Report every line below that holds the word "screenshot".

--- begin MATERIAL PROVIDED ---

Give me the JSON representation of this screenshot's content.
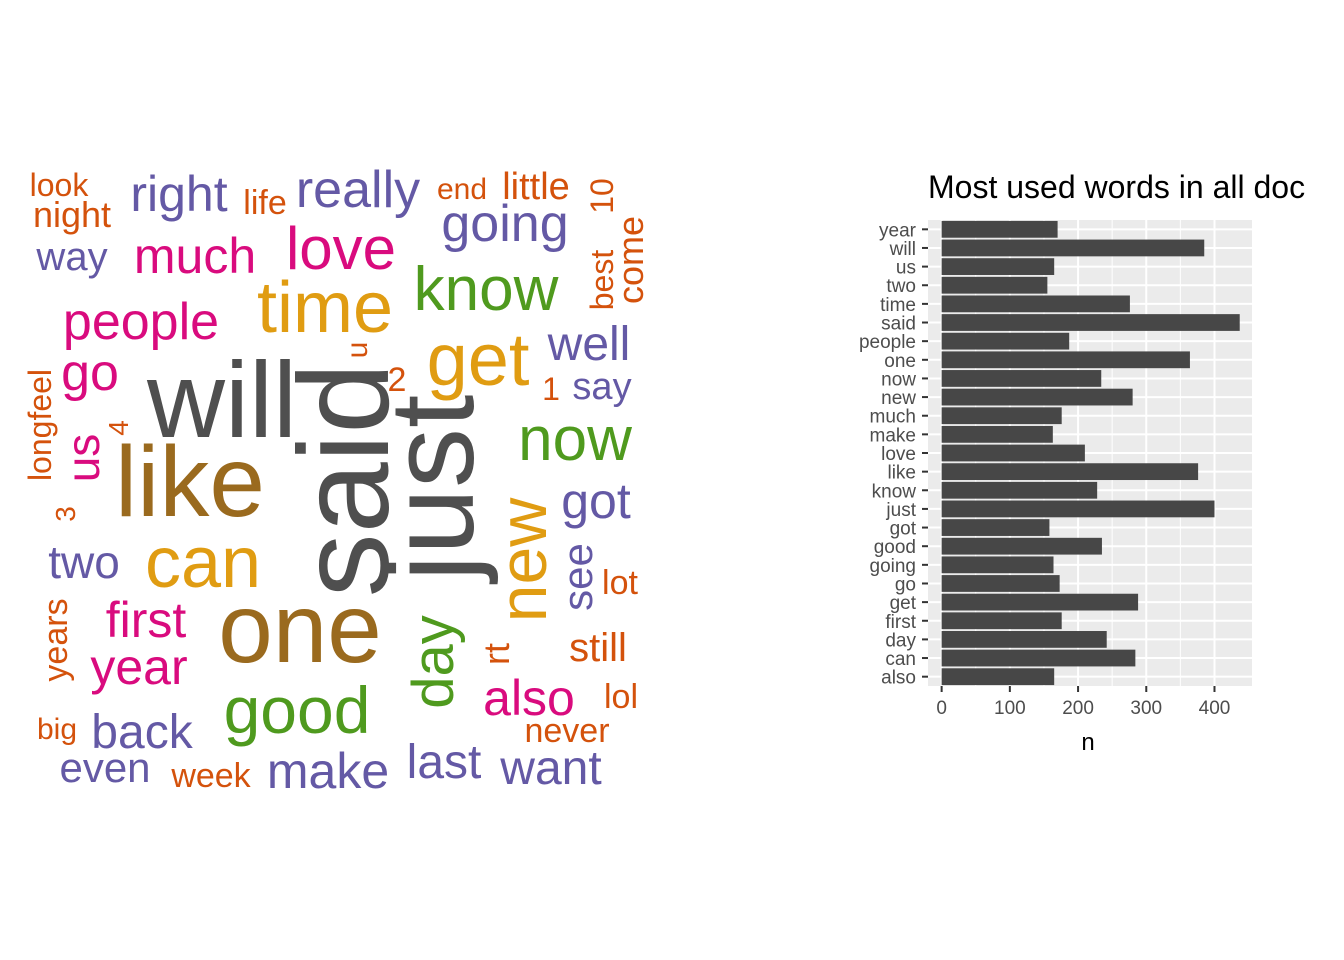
{
  "word_cloud": {
    "palette": {
      "gray": "#4f4f4f",
      "brown": "#9a6a1e",
      "gold": "#e09c12",
      "green": "#4f9a1e",
      "magenta": "#d90b7e",
      "purple": "#6459a5",
      "orange": "#d4520c"
    },
    "words": [
      {
        "text": "said",
        "color": "gray"
      },
      {
        "text": "just",
        "color": "gray"
      },
      {
        "text": "will",
        "color": "gray"
      },
      {
        "text": "like",
        "color": "brown"
      },
      {
        "text": "one",
        "color": "brown"
      },
      {
        "text": "can",
        "color": "gold"
      },
      {
        "text": "get",
        "color": "gold"
      },
      {
        "text": "time",
        "color": "gold"
      },
      {
        "text": "new",
        "color": "gold"
      },
      {
        "text": "know",
        "color": "green"
      },
      {
        "text": "now",
        "color": "green"
      },
      {
        "text": "good",
        "color": "green"
      },
      {
        "text": "day",
        "color": "green"
      },
      {
        "text": "people",
        "color": "magenta"
      },
      {
        "text": "love",
        "color": "magenta"
      },
      {
        "text": "much",
        "color": "magenta"
      },
      {
        "text": "go",
        "color": "magenta"
      },
      {
        "text": "us",
        "color": "magenta"
      },
      {
        "text": "first",
        "color": "magenta"
      },
      {
        "text": "year",
        "color": "magenta"
      },
      {
        "text": "also",
        "color": "magenta"
      },
      {
        "text": "right",
        "color": "purple"
      },
      {
        "text": "really",
        "color": "purple"
      },
      {
        "text": "going",
        "color": "purple"
      },
      {
        "text": "way",
        "color": "purple"
      },
      {
        "text": "well",
        "color": "purple"
      },
      {
        "text": "say",
        "color": "purple"
      },
      {
        "text": "got",
        "color": "purple"
      },
      {
        "text": "see",
        "color": "purple"
      },
      {
        "text": "two",
        "color": "purple"
      },
      {
        "text": "back",
        "color": "purple"
      },
      {
        "text": "even",
        "color": "purple"
      },
      {
        "text": "make",
        "color": "purple"
      },
      {
        "text": "last",
        "color": "purple"
      },
      {
        "text": "want",
        "color": "purple"
      },
      {
        "text": "look",
        "color": "orange"
      },
      {
        "text": "night",
        "color": "orange"
      },
      {
        "text": "life",
        "color": "orange"
      },
      {
        "text": "end",
        "color": "orange"
      },
      {
        "text": "little",
        "color": "orange"
      },
      {
        "text": "10",
        "color": "orange"
      },
      {
        "text": "best",
        "color": "orange"
      },
      {
        "text": "come",
        "color": "orange"
      },
      {
        "text": "u",
        "color": "orange"
      },
      {
        "text": "2",
        "color": "orange"
      },
      {
        "text": "1",
        "color": "orange"
      },
      {
        "text": "longfeel",
        "color": "orange"
      },
      {
        "text": "4",
        "color": "orange"
      },
      {
        "text": "3",
        "color": "orange"
      },
      {
        "text": "lot",
        "color": "orange"
      },
      {
        "text": "years",
        "color": "orange"
      },
      {
        "text": "rt",
        "color": "orange"
      },
      {
        "text": "still",
        "color": "orange"
      },
      {
        "text": "lol",
        "color": "orange"
      },
      {
        "text": "big",
        "color": "orange"
      },
      {
        "text": "never",
        "color": "orange"
      },
      {
        "text": "week",
        "color": "orange"
      }
    ]
  },
  "chart_data": {
    "type": "bar",
    "orientation": "horizontal",
    "title": "Most used words in all doc",
    "xlabel": "n",
    "ylabel": "",
    "xlim": [
      0,
      455
    ],
    "xticks": [
      0,
      100,
      200,
      300,
      400
    ],
    "bar_color": "#474747",
    "panel_color": "#ebebeb",
    "grid": true,
    "categories": [
      "year",
      "will",
      "us",
      "two",
      "time",
      "said",
      "people",
      "one",
      "now",
      "new",
      "much",
      "make",
      "love",
      "like",
      "know",
      "just",
      "got",
      "good",
      "going",
      "go",
      "get",
      "first",
      "day",
      "can",
      "also"
    ],
    "values": [
      170,
      385,
      165,
      155,
      276,
      437,
      187,
      364,
      234,
      280,
      176,
      163,
      210,
      376,
      228,
      400,
      158,
      235,
      164,
      173,
      288,
      176,
      242,
      284,
      165
    ]
  }
}
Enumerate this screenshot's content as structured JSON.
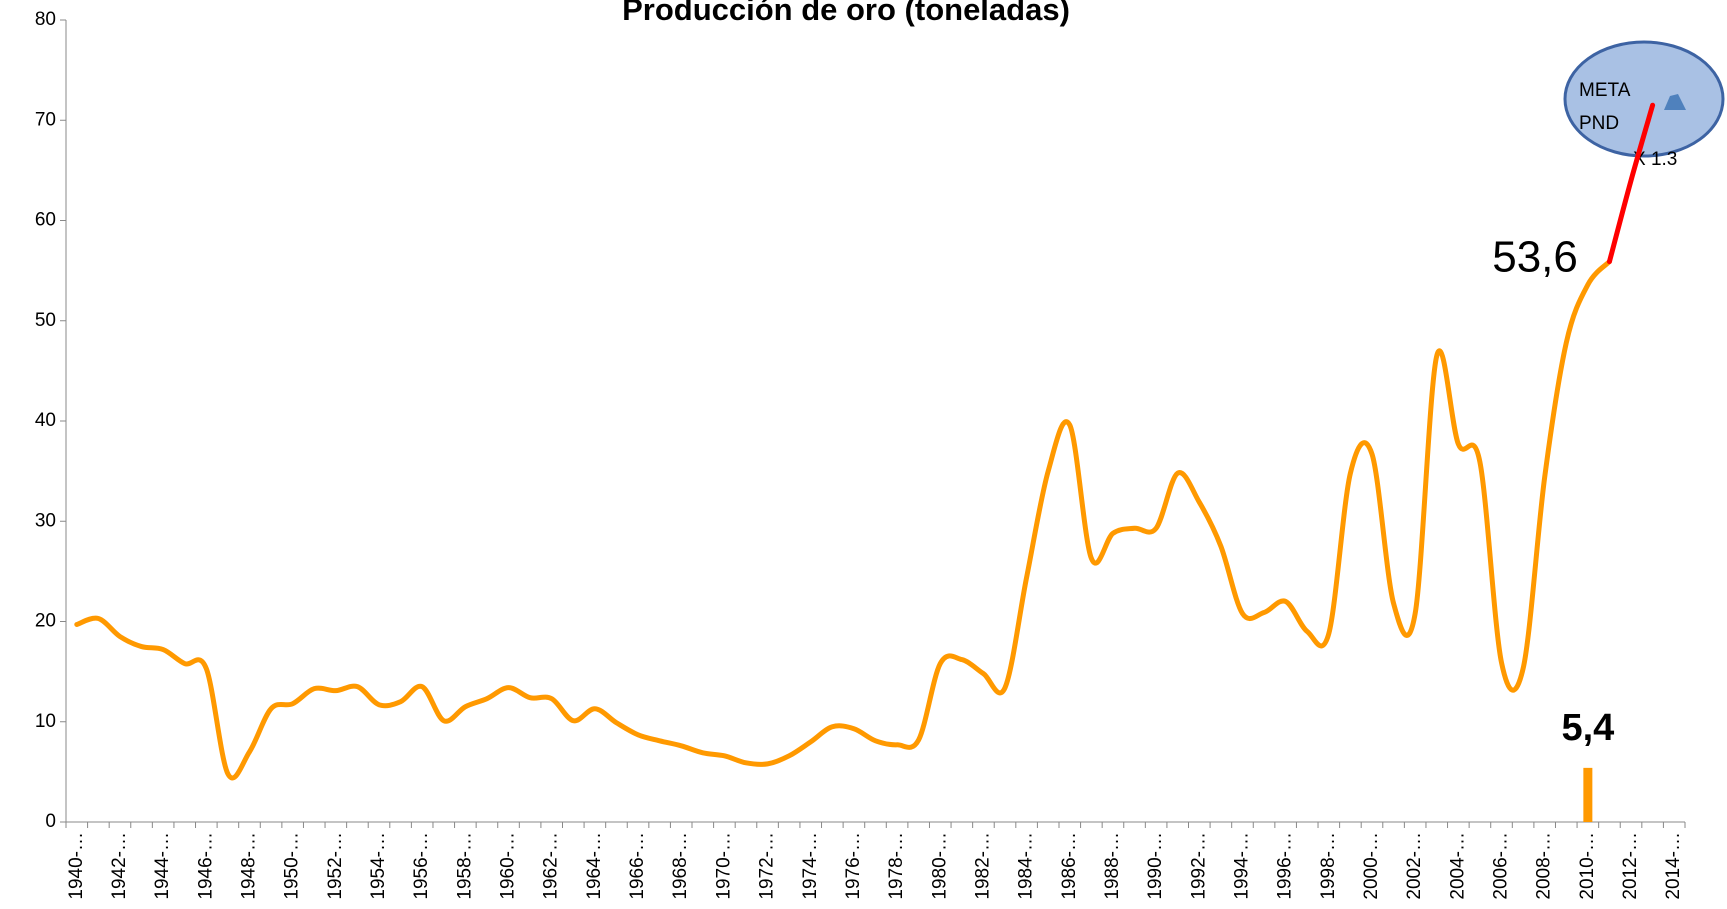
{
  "chart_data": {
    "type": "line",
    "title": "Producción de oro (toneladas)",
    "categories": [
      "1940-…",
      null,
      "1942-…",
      null,
      "1944-…",
      null,
      "1946-…",
      null,
      "1948-…",
      null,
      "1950-…",
      null,
      "1952-…",
      null,
      "1954-…",
      null,
      "1956-…",
      null,
      "1958-…",
      null,
      "1960-…",
      null,
      "1962-…",
      null,
      "1964-…",
      null,
      "1966-…",
      null,
      "1968-…",
      null,
      "1970-…",
      null,
      "1972-…",
      null,
      "1974-…",
      null,
      "1976-…",
      null,
      "1978-…",
      null,
      "1980-…",
      null,
      "1982-…",
      null,
      "1984-…",
      null,
      "1986-…",
      null,
      "1988-…",
      null,
      "1990-…",
      null,
      "1992-…",
      null,
      "1994-…",
      null,
      "1996-…",
      null,
      "1998-…",
      null,
      "2000-…",
      null,
      "2002-…",
      null,
      "2004-…",
      null,
      "2006-…",
      null,
      "2008-…",
      null,
      "2010-…",
      null,
      "2012-…",
      null,
      "2014-…"
    ],
    "series": [
      {
        "type": "line",
        "color": "#ff9900",
        "width": 5,
        "values": [
          19.7,
          20.3,
          18.5,
          17.5,
          17.2,
          15.8,
          15.3,
          4.8,
          7,
          11.3,
          11.8,
          13.3,
          13.1,
          13.5,
          11.7,
          12,
          13.5,
          10.1,
          11.5,
          12.3,
          13.4,
          12.4,
          12.3,
          10.1,
          11.3,
          9.9,
          8.7,
          8.1,
          7.6,
          6.9,
          6.6,
          5.9,
          5.8,
          6.6,
          8,
          9.5,
          9.3,
          8.1,
          7.7,
          8.2,
          15.8,
          16.2,
          14.8,
          13.4,
          24.4,
          35,
          39.6,
          26.3,
          28.8,
          29.3,
          29.3,
          34.8,
          31.9,
          27.5,
          20.8,
          20.9,
          22,
          19,
          18.8,
          34.8,
          36.7,
          21.8,
          20.8,
          46.5,
          37.7,
          35.9,
          15.9,
          15.3,
          34.4,
          47.8,
          53.6,
          55.9,
          null,
          null,
          null
        ],
        "value_labels": [
          null,
          null,
          null,
          null,
          null,
          null,
          null,
          null,
          null,
          null,
          null,
          null,
          null,
          null,
          null,
          null,
          null,
          null,
          null,
          null,
          null,
          null,
          null,
          null,
          null,
          null,
          null,
          null,
          null,
          null,
          null,
          null,
          null,
          null,
          null,
          null,
          null,
          null,
          null,
          null,
          null,
          null,
          null,
          null,
          null,
          null,
          null,
          null,
          null,
          null,
          null,
          null,
          null,
          null,
          null,
          null,
          null,
          null,
          null,
          null,
          null,
          null,
          null,
          null,
          null,
          null,
          null,
          null,
          null,
          null,
          "53,6",
          null,
          null,
          null,
          null
        ]
      },
      {
        "type": "line",
        "color": "#ff0000",
        "width": 5,
        "values": [
          null,
          null,
          null,
          null,
          null,
          null,
          null,
          null,
          null,
          null,
          null,
          null,
          null,
          null,
          null,
          null,
          null,
          null,
          null,
          null,
          null,
          null,
          null,
          null,
          null,
          null,
          null,
          null,
          null,
          null,
          null,
          null,
          null,
          null,
          null,
          null,
          null,
          null,
          null,
          null,
          null,
          null,
          null,
          null,
          null,
          null,
          null,
          null,
          null,
          null,
          null,
          null,
          null,
          null,
          null,
          null,
          null,
          null,
          null,
          null,
          null,
          null,
          null,
          null,
          null,
          null,
          null,
          null,
          null,
          null,
          null,
          55.9,
          64,
          71.5,
          null
        ]
      },
      {
        "type": "bar",
        "color": "#ff9900",
        "values": [
          null,
          null,
          null,
          null,
          null,
          null,
          null,
          null,
          null,
          null,
          null,
          null,
          null,
          null,
          null,
          null,
          null,
          null,
          null,
          null,
          null,
          null,
          null,
          null,
          null,
          null,
          null,
          null,
          null,
          null,
          null,
          null,
          null,
          null,
          null,
          null,
          null,
          null,
          null,
          null,
          null,
          null,
          null,
          null,
          null,
          null,
          null,
          null,
          null,
          null,
          null,
          null,
          null,
          null,
          null,
          null,
          null,
          null,
          null,
          null,
          null,
          null,
          null,
          null,
          null,
          null,
          null,
          null,
          null,
          null,
          5.4,
          null,
          null,
          null,
          null
        ],
        "value_labels": [
          null,
          null,
          null,
          null,
          null,
          null,
          null,
          null,
          null,
          null,
          null,
          null,
          null,
          null,
          null,
          null,
          null,
          null,
          null,
          null,
          null,
          null,
          null,
          null,
          null,
          null,
          null,
          null,
          null,
          null,
          null,
          null,
          null,
          null,
          null,
          null,
          null,
          null,
          null,
          null,
          null,
          null,
          null,
          null,
          null,
          null,
          null,
          null,
          null,
          null,
          null,
          null,
          null,
          null,
          null,
          null,
          null,
          null,
          null,
          null,
          null,
          null,
          null,
          null,
          null,
          null,
          null,
          null,
          null,
          null,
          "5,4",
          null,
          null,
          null,
          null
        ]
      }
    ],
    "ylim": [
      0,
      80
    ],
    "yticks": [
      0,
      10,
      20,
      30,
      40,
      50,
      60,
      70,
      80
    ],
    "annotations": [
      "META",
      "PND",
      "X 1.3"
    ]
  }
}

--- end MATERIAL PROVIDED ---

**EXPECTED ANSWER:**
Give me the JSON representation of this screenshot's content.
Enumerate this screenshot's content as structured JSON.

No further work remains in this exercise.